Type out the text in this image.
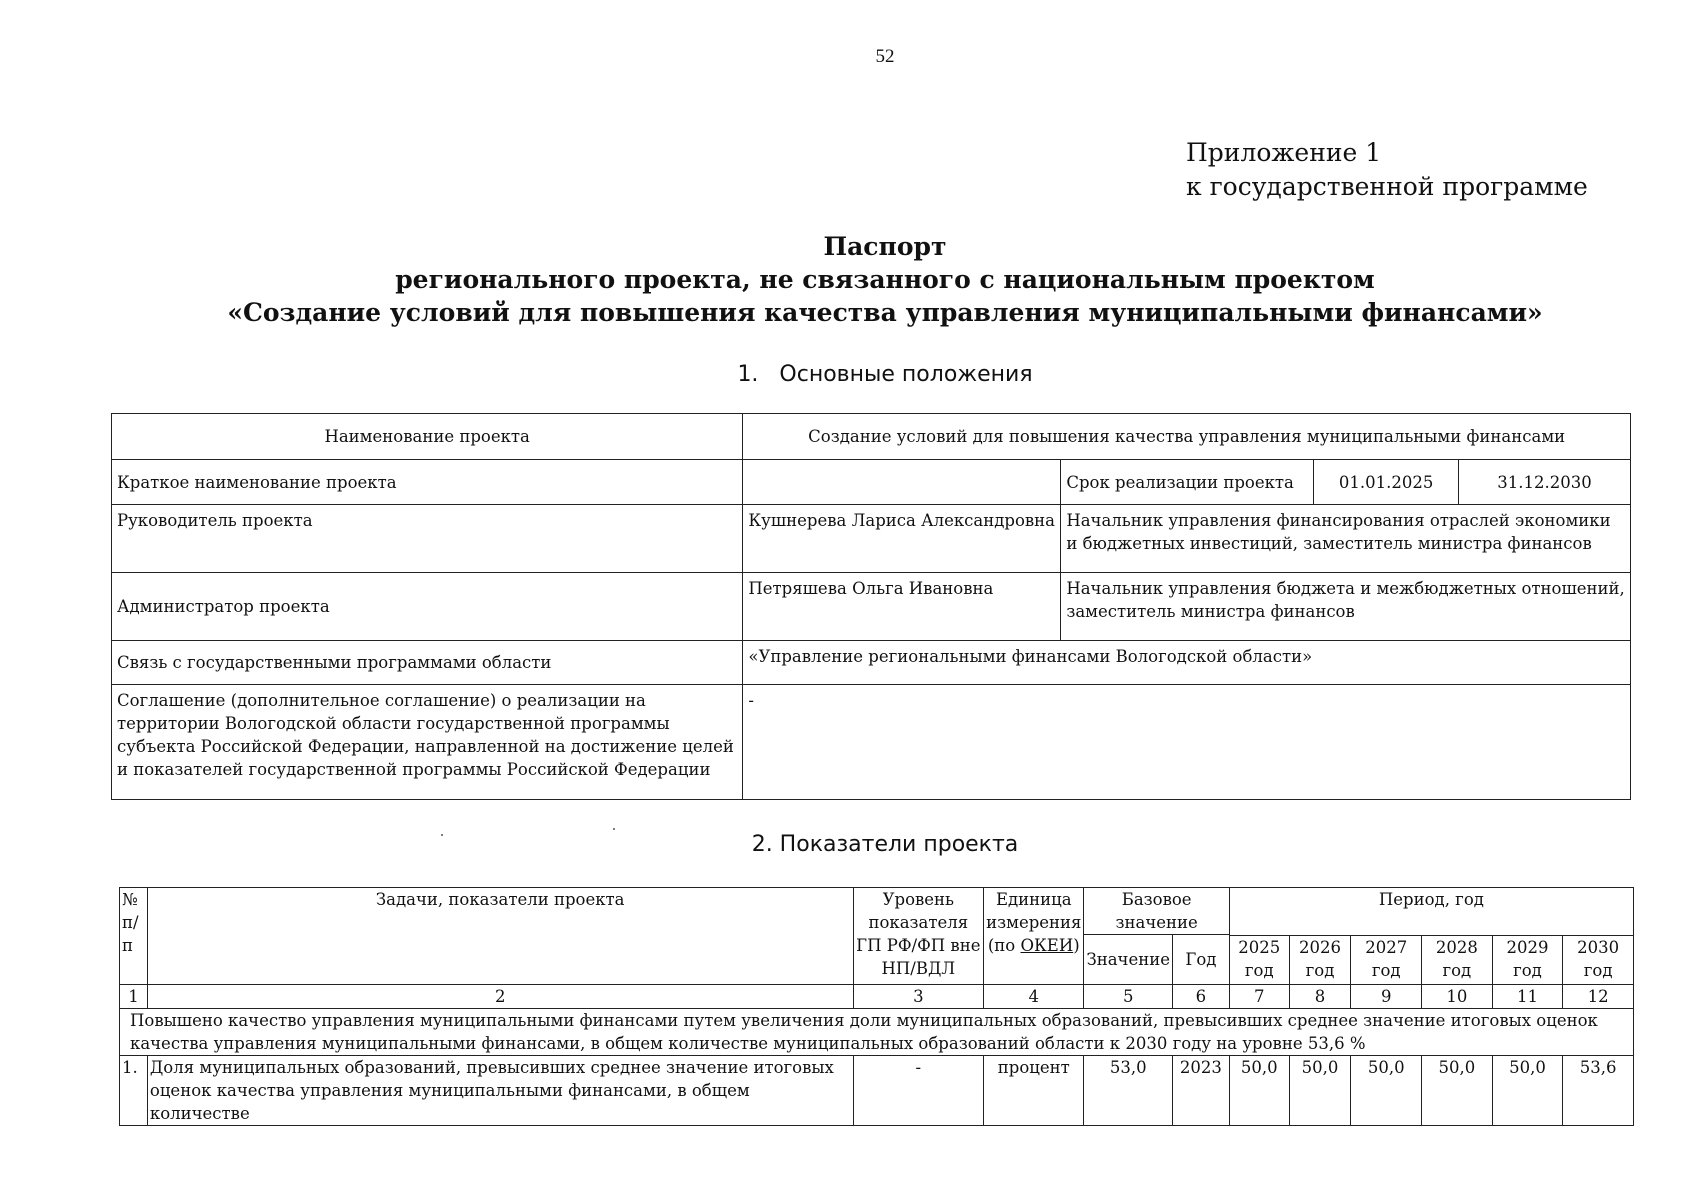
52
Приложение 1
к государственной программе
Паспорт
регионального проекта, не связанного с национальным проектом
«Создание условий для повышения качества управления муниципальными финансами»
1.   Основные положения
Наименование проекта	Создание условий для повышения качества управления муниципальными финансами			
Краткое наименование проекта		Срок реализации проекта	01.01.2025	31.12.2030
Руководитель проекта	Кушнерева Лариса Александровна	Начальник управления финансирования отраслей экономики и бюджетных инвестиций, заместитель министра финансов		
Администратор проекта	Петряшева Ольга Ивановна	Начальник управления бюджета и межбюджетных отношений, заместитель министра финансов		
Связь с государственными программами области	«Управление региональными финансами Вологодской области»			
Соглашение (дополнительное соглашение) о реализации на территории Вологодской области государственной программы субъекта Российской Федерации, направленной на достижение целей и показателей государственной программы Российской Федерации	-			
2. Показатели проекта
№ п/п	Задачи, показатели проекта	Уровень показателя ГП РФ/ФП вне НП/ВДЛ	Единица измерения (по ОКЕИ)	Базовое значение		Период, год					
				Значение	Год						
						2025 год	2026 год	2027 год	2028 год	2029 год	2030 год
1	2	3	4	5	6	7	8	9	10	11	12
Повышено качество управления муниципальными финансами путем увеличения доли муниципальных образований, превысивших среднее значение итоговых оценок качества управления муниципальными финансами, в общем количестве муниципальных образований области к 2030 году на уровне 53,6 %											
1.	Доля муниципальных образований, превысивших среднее значение итоговых оценок качества управления муниципальными финансами, в общем количестве	-	процент	53,0	2023	50,0	50,0	50,0	50,0	50,0	53,6
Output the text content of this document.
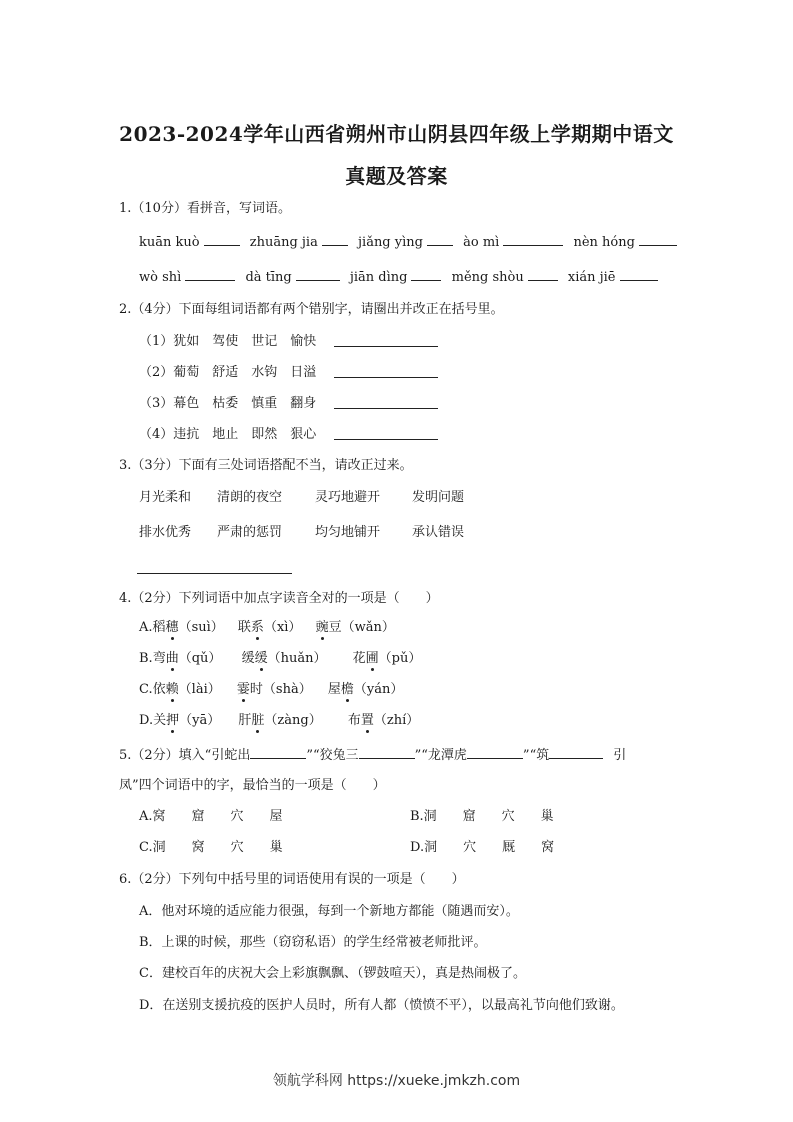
2023-2024学年山西省朔州市山阴县四年级上学期期中语文
真题及答案
1.（10分）看拼音，写词语。
kuān kuò	zhuāng jia	jiǎng yìng	ào mì	nèn hóng
wò shì	dà tīng	jiān dìng	měng shòu	xián jiē
2.（4分）下面每组词语都有两个错别字，请圈出并改正在括号里。
（1）犹如　驾使　世记　愉快
（2）葡萄　舒适　水钩　日溢
（3）幕色　枯委　慎重　翻身
（4）违抗　地止　即然　狠心
3.（3分）下面有三处词语搭配不当，请改正过来。
月光柔和 清朗的夜空	灵巧地避开 发明问题
排水优秀 严肃的惩罚	均匀地铺开 承认错误
4.（2分）下列词语中加点字读音全对的一项是（　　）
A.稻穗（suì） 联系（xì） 豌豆（wǎn）
B.弯曲（qǔ） 缓缓（huǎn） 花圃（pǔ）
C.依赖（lài） 霎时（shà） 屋檐（yán）
D.关押（yā） 肝脏（zàng） 布置（zhí）
5.（2分）填入“引蛇出	”“狡兔三	”“龙潭虎	”“筑	引
凤”四个词语中的字，最恰当的一项是（　　）
A.窝　　窟　　穴　　屋	B.洞　　窟　　穴　　巢
C.洞　　窝　　穴　　巢	D.洞　　穴　　厩　　窝
6.（2分）下列句中括号里的词语使用有误的一项是（　　）
A．他对环境的适应能力很强，每到一个新地方都能（随遇而安）。
B．上课的时候，那些（窃窃私语）的学生经常被老师批评。
C．建校百年的庆祝大会上彩旗飘飘、（锣鼓喧天），真是热闹极了。
D．在送别支援抗疫的医护人员时，所有人都（愤愤不平），以最高礼节向他们致谢。
领航学科网 https://xueke.jmkzh.com
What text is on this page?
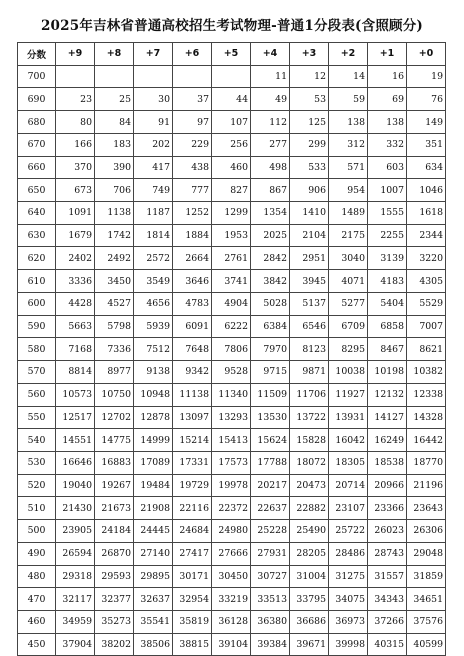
2025年吉林省普通高校招生考试物理-普通1分段表(含照顾分)
分数	+9	+8	+7	+6	+5	+4	+3	+2	+1	+0
700						11	12	14	16	19
690	23	25	30	37	44	49	53	59	69	76
680	80	84	91	97	107	112	125	138	138	149
670	166	183	202	229	256	277	299	312	332	351
660	370	390	417	438	460	498	533	571	603	634
650	673	706	749	777	827	867	906	954	1007	1046
640	1091	1138	1187	1252	1299	1354	1410	1489	1555	1618
630	1679	1742	1814	1884	1953	2025	2104	2175	2255	2344
620	2402	2492	2572	2664	2761	2842	2951	3040	3139	3220
610	3336	3450	3549	3646	3741	3842	3945	4071	4183	4305
600	4428	4527	4656	4783	4904	5028	5137	5277	5404	5529
590	5663	5798	5939	6091	6222	6384	6546	6709	6858	7007
580	7168	7336	7512	7648	7806	7970	8123	8295	8467	8621
570	8814	8977	9138	9342	9528	9715	9871	10038	10198	10382
560	10573	10750	10948	11138	11340	11509	11706	11927	12132	12338
550	12517	12702	12878	13097	13293	13530	13722	13931	14127	14328
540	14551	14775	14999	15214	15413	15624	15828	16042	16249	16442
530	16646	16883	17089	17331	17573	17788	18072	18305	18538	18770
520	19040	19267	19484	19729	19978	20217	20473	20714	20966	21196
510	21430	21673	21908	22116	22372	22637	22882	23107	23366	23643
500	23905	24184	24445	24684	24980	25228	25490	25722	26023	26306
490	26594	26870	27140	27417	27666	27931	28205	28486	28743	29048
480	29318	29593	29895	30171	30450	30727	31004	31275	31557	31859
470	32117	32377	32637	32954	33219	33513	33795	34075	34343	34651
460	34959	35273	35541	35819	36128	36380	36686	36973	37266	37576
450	37904	38202	38506	38815	39104	39384	39671	39998	40315	40599
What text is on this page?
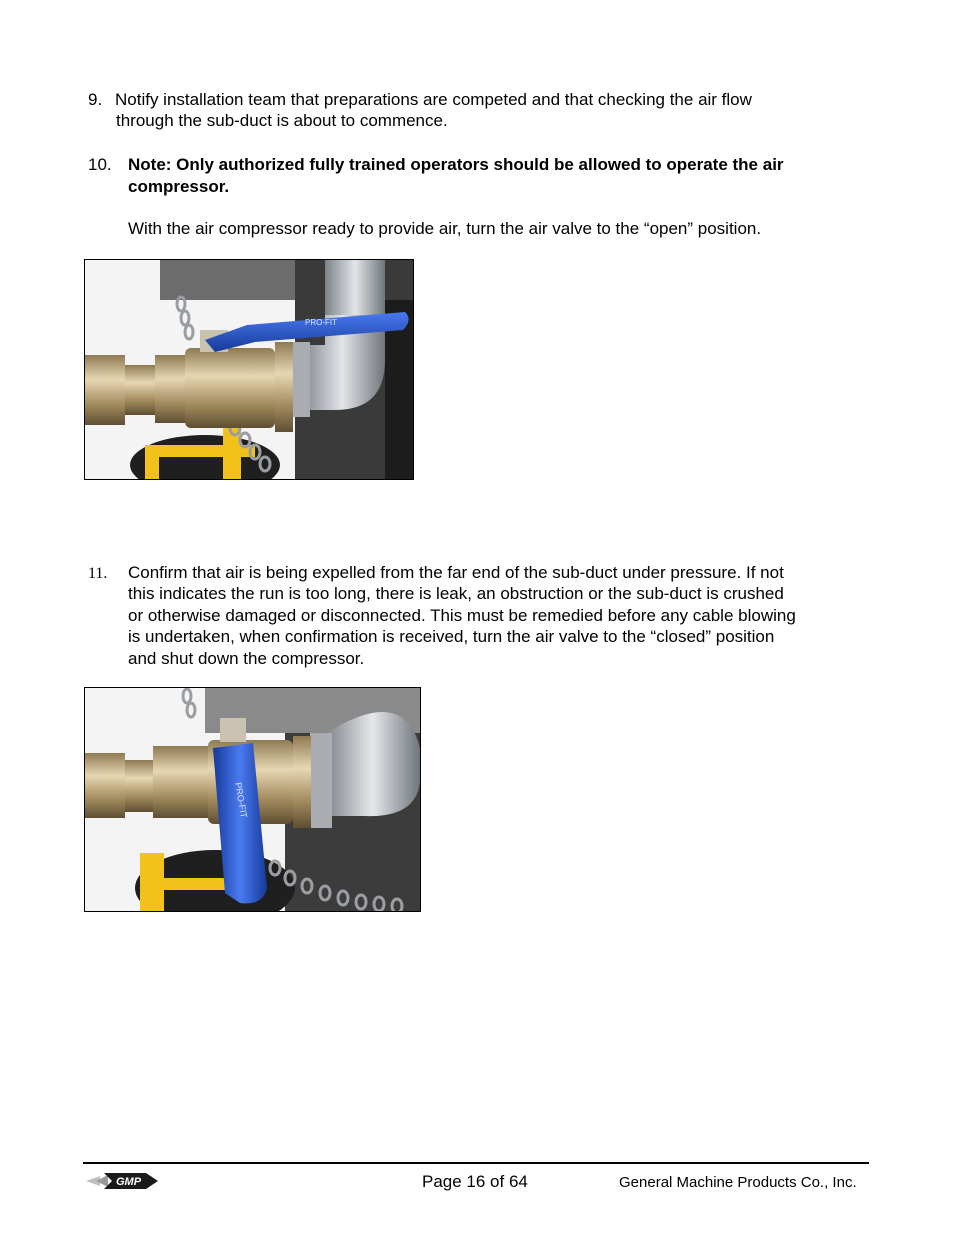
9. Notify installation team that preparations are competed and that checking the air flow
through the sub-duct is about to commence.
10. Note: Only authorized fully trained operators should be allowed to operate the air
compressor.
With the air compressor ready to provide air, turn the air valve to the “open” position.
PRO-FIT
11. Confirm that air is being expelled from the far end of the sub-duct under pressure. If not
this indicates the run is too long, there is leak, an obstruction or the sub-duct is crushed
or otherwise damaged or disconnected. This must be remedied before any cable blowing
is undertaken, when confirmation is received, turn the air valve to the “closed” position
and shut down the compressor.
PRO-FIT
GMP	Page 16 of 64	General Machine Products Co., Inc.
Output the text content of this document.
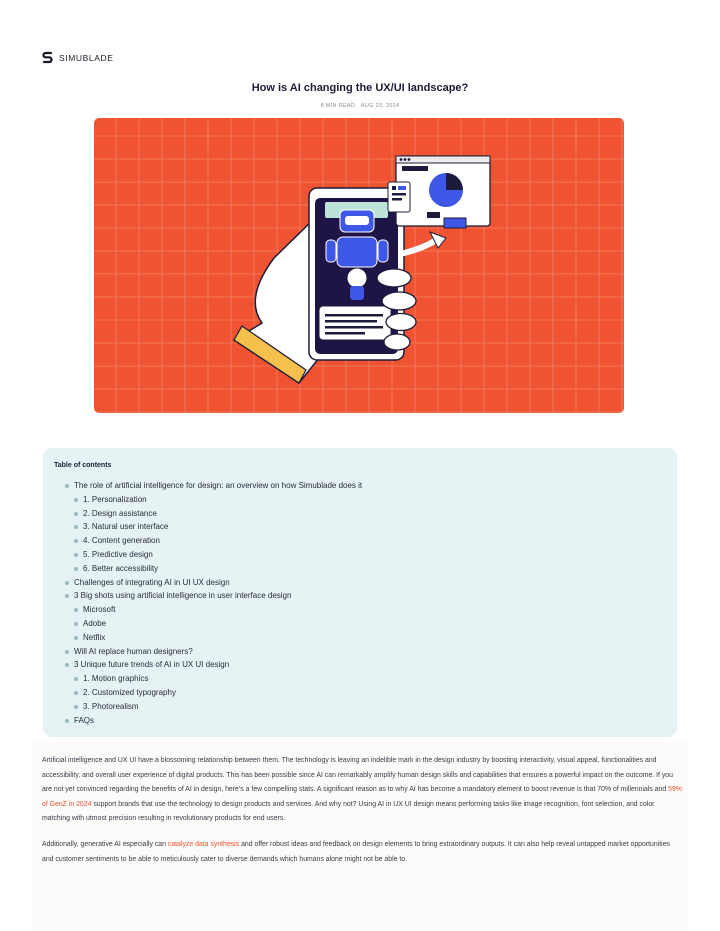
SIMUBLADE
How is AI changing the UX/UI landscape?
8 MIN READ AUG 23, 2024
Table of contents
The role of artificial intelligence for design: an overview on how Simublade does it
1. Personalization
2. Design assistance
3. Natural user interface
4. Content generation
5. Predictive design
6. Better accessibility
Challenges of integrating AI in UI UX design
3 Big shots using artificial intelligence in user interface design
Microsoft
Adobe
Netflix
Will AI replace human designers?
3 Unique future trends of AI in UX UI design
1. Motion graphics
2. Customized typography
3. Photorealism
FAQs

Artificial intelligence and UX UI have a blossoming relationship between them. The technology is leaving an indelible mark in the design industry by boosting interactivity, visual appeal, functionalities and accessibility, and overall user experience of digital products. This has been possible since AI can remarkably amplify human design skills and capabilities that ensures a powerful impact on the outcome. If you are not yet convinced regarding the benefits of AI in design, here’s a few compelling stats. A significant reason as to why AI has become a mandatory element to boost revenue is that 70% of millennials and 59% of GenZ in 2024 support brands that use the technology to design products and services. And why not? Using AI in UX UI design means performing tasks like image recognition, font selection, and color matching with utmost precision resulting in revolutionary products for end users.

Additionally, generative AI especially can catalyze data synthesis and offer robust ideas and feedback on design elements to bring extraordinary outputs. It can also help reveal untapped market opportunities and customer sentiments to be able to meticulously cater to diverse demands which humans alone might not be able to.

◆ Task ◆
Return the listing above word for word, with the pictures removed.

◆ Result for this task ◆
Type out the text in this image.
52
Приложение 1
к государственной программе
Паспорт
регионального проекта, не связанного с национальным проектом
«Создание условий для повышения качества управления муниципальными финансами»
1.   Основные положения
Наименование проекта	Создание условий для повышения качества управления муниципальными финансами			
Краткое наименование проекта		Срок реализации проекта	01.01.2025	31.12.2030
Руководитель проекта	Кушнерева Лариса Александровна	Начальник управления финансирования отраслей экономики и бюджетных инвестиций, заместитель министра финансов		
Администратор проекта	Петряшева Ольга Ивановна	Начальник управления бюджета и межбюджетных отношений, заместитель министра финансов		
Связь с государственными программами области	«Управление региональными финансами Вологодской области»			
Соглашение (дополнительное соглашение) о реализации на территории Вологодской области государственной программы субъекта Российской Федерации, направленной на достижение целей и показателей государственной программы Российской Федерации	-			
2. Показатели проекта
№ п/п	Задачи, показатели проекта	Уровень показателя ГП РФ/ФП вне НП/ВДЛ	Единица измерения (по ОКЕИ)	Базовое значение		Период, год					
				Значение	Год						
						2025 год	2026 год	2027 год	2028 год	2029 год	2030 год
1	2	3	4	5	6	7	8	9	10	11	12
Повышено качество управления муниципальными финансами путем увеличения доли муниципальных образований, превысивших среднее значение итоговых оценок качества управления муниципальными финансами, в общем количестве муниципальных образований области к 2030 году на уровне 53,6 %											
1.	Доля муниципальных образований, превысивших среднее значение итоговых оценок качества управления муниципальными финансами, в общем количестве	-	процент	53,0	2023	50,0	50,0	50,0	50,0	50,0	53,6
Output the text content of this document.
2023-2024学年山西省朔州市山阴县四年级上学期期中语文
真题及答案
1.（10分）看拼音，写词语。
kuān kuò	zhuāng jia	jiǎng yìng	ào mì	nèn hóng
wò shì	dà tīng	jiān dìng	měng shòu	xián jiē
2.（4分）下面每组词语都有两个错别字，请圈出并改正在括号里。
（1）犹如　驾使　世记　愉快
（2）葡萄　舒适　水钩　日溢
（3）幕色　枯委　慎重　翻身
（4）违抗　地止　即然　狠心
3.（3分）下面有三处词语搭配不当，请改正过来。
月光柔和 清朗的夜空	灵巧地避开 发明问题
排水优秀 严肃的惩罚	均匀地铺开 承认错误
4.（2分）下列词语中加点字读音全对的一项是（　　）
A.稻穗（suì） 联系（xì） 豌豆（wǎn）
B.弯曲（qǔ） 缓缓（huǎn） 花圃（pǔ）
C.依赖（lài） 霎时（shà） 屋檐（yán）
D.关押（yā） 肝脏（zàng） 布置（zhí）
5.（2分）填入“引蛇出	”“狡兔三	”“龙潭虎	”“筑	引
凤”四个词语中的字，最恰当的一项是（　　）
A.窝　　窟　　穴　　屋	B.洞　　窟　　穴　　巢
C.洞　　窝　　穴　　巢	D.洞　　穴　　厩　　窝
6.（2分）下列句中括号里的词语使用有误的一项是（　　）
A．他对环境的适应能力很强，每到一个新地方都能（随遇而安）。
B．上课的时候，那些（窃窃私语）的学生经常被老师批评。
C．建校百年的庆祝大会上彩旗飘飘、（锣鼓喧天），真是热闹极了。
D．在送别支援抗疫的医护人员时，所有人都（愤愤不平），以最高礼节向他们致谢。
领航学科网 https://xueke.jmkzh.com
What text is on this page?
2025年吉林省普通高校招生考试物理-普通1分段表(含照顾分)
分数	+9	+8	+7	+6	+5	+4	+3	+2	+1	+0
700						11	12	14	16	19
690	23	25	30	37	44	49	53	59	69	76
680	80	84	91	97	107	112	125	138	138	149
670	166	183	202	229	256	277	299	312	332	351
660	370	390	417	438	460	498	533	571	603	634
650	673	706	749	777	827	867	906	954	1007	1046
640	1091	1138	1187	1252	1299	1354	1410	1489	1555	1618
630	1679	1742	1814	1884	1953	2025	2104	2175	2255	2344
620	2402	2492	2572	2664	2761	2842	2951	3040	3139	3220
610	3336	3450	3549	3646	3741	3842	3945	4071	4183	4305
600	4428	4527	4656	4783	4904	5028	5137	5277	5404	5529
590	5663	5798	5939	6091	6222	6384	6546	6709	6858	7007
580	7168	7336	7512	7648	7806	7970	8123	8295	8467	8621
570	8814	8977	9138	9342	9528	9715	9871	10038	10198	10382
560	10573	10750	10948	11138	11340	11509	11706	11927	12132	12338
550	12517	12702	12878	13097	13293	13530	13722	13931	14127	14328
540	14551	14775	14999	15214	15413	15624	15828	16042	16249	16442
530	16646	16883	17089	17331	17573	17788	18072	18305	18538	18770
520	19040	19267	19484	19729	19978	20217	20473	20714	20966	21196
510	21430	21673	21908	22116	22372	22637	22882	23107	23366	23643
500	23905	24184	24445	24684	24980	25228	25490	25722	26023	26306
490	26594	26870	27140	27417	27666	27931	28205	28486	28743	29048
480	29318	29593	29895	30171	30450	30727	31004	31275	31557	31859
470	32117	32377	32637	32954	33219	33513	33795	34075	34343	34651
460	34959	35273	35541	35819	36128	36380	36686	36973	37266	37576
450	37904	38202	38506	38815	39104	39384	39671	39998	40315	40599
What text is on this page?
9. Notify installation team that preparations are competed and that checking the air flow
through the sub-duct is about to commence.
10. Note: Only authorized fully trained operators should be allowed to operate the air
compressor.
With the air compressor ready to provide air, turn the air valve to the “open” position.
PRO-FIT
11. Confirm that air is being expelled from the far end of the sub-duct under pressure. If not
this indicates the run is too long, there is leak, an obstruction or the sub-duct is crushed
or otherwise damaged or disconnected. This must be remedied before any cable blowing
is undertaken, when confirmation is received, turn the air valve to the “closed” position
and shut down the compressor.
PRO-FIT
GMP	Page 16 of 64	General Machine Products Co., Inc.
Output the text content of this document.
SIMUBLADE
How is AI changing the UX/UI landscape?
8 MIN READ AUG 23, 2024
Table of contents
The role of artificial intelligence for design: an overview on how Simublade does it
1. Personalization
2. Design assistance
3. Natural user interface
4. Content generation
5. Predictive design
6. Better accessibility
Challenges of integrating AI in UI UX design
3 Big shots using artificial intelligence in user interface design
Microsoft
Adobe
Netflix
Will AI replace human designers?
3 Unique future trends of AI in UX UI design
1. Motion graphics
2. Customized typography
3. Photorealism
FAQs

Artificial intelligence and UX UI have a blossoming relationship between them. The technology is leaving an indelible mark in the design industry by boosting interactivity, visual appeal, functionalities and accessibility, and overall user experience of digital products. This has been possible since AI can remarkably amplify human design skills and capabilities that ensures a powerful impact on the outcome. If you are not yet convinced regarding the benefits of AI in design, here’s a few compelling stats. A significant reason as to why AI has become a mandatory element to boost revenue is that 70% of millennials and 59% of GenZ in 2024 support brands that use the technology to design products and services. And why not? Using AI in UX UI design means performing tasks like image recognition, font selection, and color matching with utmost precision resulting in revolutionary products for end users.

Additionally, generative AI especially can catalyze data synthesis and offer robust ideas and feedback on design elements to bring extraordinary outputs. It can also help reveal untapped market opportunities and customer sentiments to be able to meticulously cater to diverse demands which humans alone might not be able to.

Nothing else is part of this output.